Exercise instructions: Pick out every line that holds the string "месте" and copy it.

** start of Supplied data **

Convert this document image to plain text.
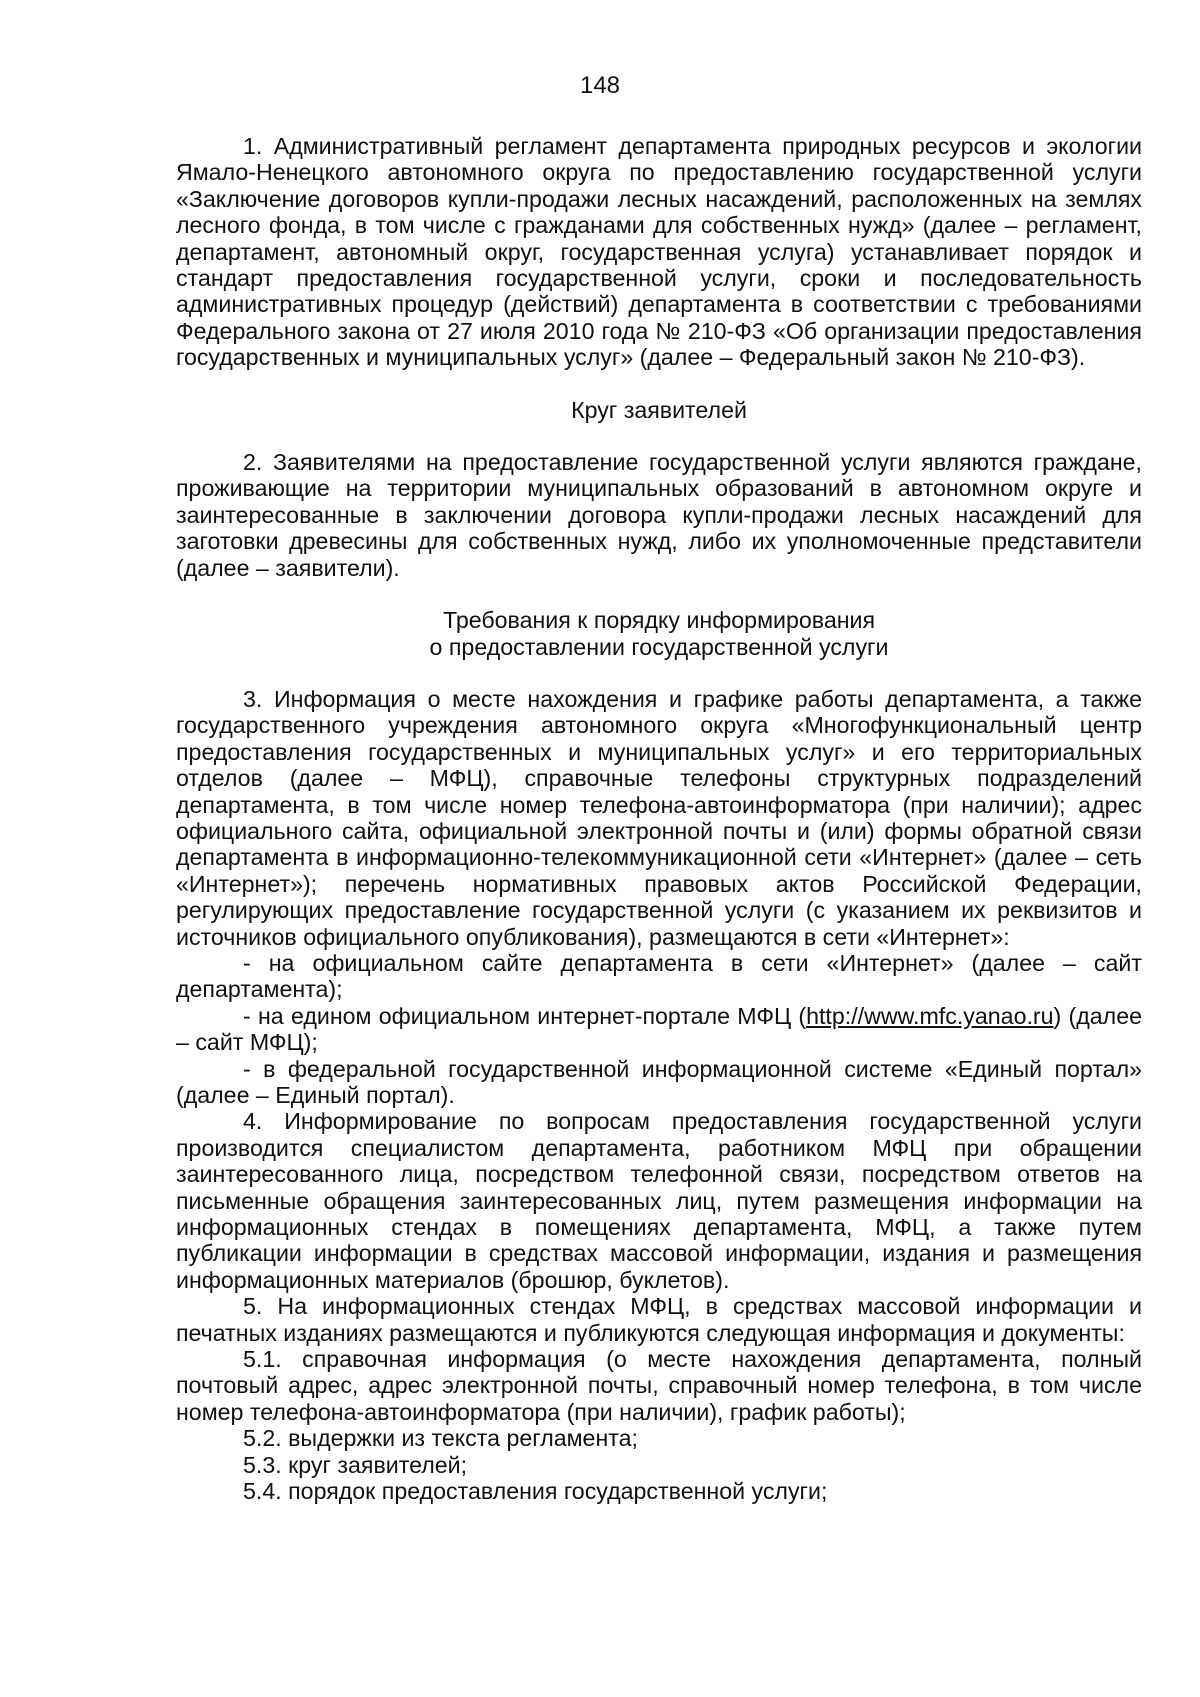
148

1. Административный регламент департамента природных ресурсов и экологии Ямало-Ненецкого автономного округа по предоставлению государственной услуги «Заключение договоров купли-продажи лесных насаждений, расположенных на землях лесного фонда, в том числе с гражданами для собственных нужд» (далее – регламент, департамент, автономный округ, государственная услуга) устанавливает порядок и стандарт предоставления государственной услуги, сроки и последовательность административных процедур (действий) департамента в соответствии с требованиями Федерального закона от 27 июля 2010 года № 210-ФЗ «Об организации предоставления государственных и муниципальных услуг» (далее – Федеральный закон № 210-ФЗ).

Круг заявителей

2. Заявителями на предоставление государственной услуги являются граждане, проживающие на территории муниципальных образований в автономном округе и заинтересованные в заключении договора купли-продажи лесных насаждений для заготовки древесины для собственных нужд, либо их уполномоченные представители (далее – заявители).

Требования к порядку информирования

о предоставлении государственной услуги

3. Информация о месте нахождения и графике работы департамента, а также государственного учреждения автономного округа «Многофункциональный центр предоставления государственных и муниципальных услуг» и его территориальных отделов (далее – МФЦ), справочные телефоны структурных подразделений департамента, в том числе номер телефона-автоинформатора (при наличии); адрес официального сайта, официальной электронной почты и (или) формы обратной связи департамента в информационно-телекоммуникационной сети «Интернет» (далее – сеть «Интернет»); перечень нормативных правовых актов Российской Федерации, регулирующих предоставление государственной услуги (с указанием их реквизитов и источников официального опубликования), размещаются в сети «Интернет»:

- на официальном сайте департамента в сети «Интернет» (далее – сайт департамента);

- на едином официальном интернет-портале МФЦ (http://www.mfc.yanao.ru) (далее – сайт МФЦ);

- в федеральной государственной информационной системе «Единый портал» (далее – Единый портал).

4. Информирование по вопросам предоставления государственной услуги производится специалистом департамента, работником МФЦ при обращении заинтересованного лица, посредством телефонной связи, посредством ответов на письменные обращения заинтересованных лиц, путем размещения информации на информационных стендах в помещениях департамента, МФЦ, а также путем публикации информации в средствах массовой информации, издания и размещения информационных материалов (брошюр, буклетов).

5. На информационных стендах МФЦ, в средствах массовой информации и печатных изданиях размещаются и публикуются следующая информация и документы:

5.1. справочная информация (о месте нахождения департамента, полный почтовый адрес, адрес электронной почты, справочный номер телефона, в том числе номер телефона-автоинформатора (при наличии), график работы);

5.2. выдержки из текста регламента;

5.3. круг заявителей;

5.4. порядок предоставления государственной услуги;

** end of Supplied data **

Output of the task:
3. Информация о месте нахождения и графике работы департамента, а также государственного учреждения автономного округа «Многофункциональный центр предоставления государственных и муниципальных услуг» и его территориальных отделов (далее – МФЦ), справочные телефоны структурных подразделений департамента, в том числе номер телефона-автоинформатора (при наличии); адрес официального сайта, официальной электронной почты и (или) формы обратной связи департамента в информационно-телекоммуникационной сети «Интернет» (далее – сеть «Интернет»); перечень нормативных правовых актов Российской Федерации, регулирующих предоставление государственной услуги (с указанием их реквизитов и источников официального опубликования), размещаются в сети «Интернет»:
5.1. справочная информация (о месте нахождения департамента, полный почтовый адрес, адрес электронной почты, справочный номер телефона, в том числе номер телефона-автоинформатора (при наличии), график работы);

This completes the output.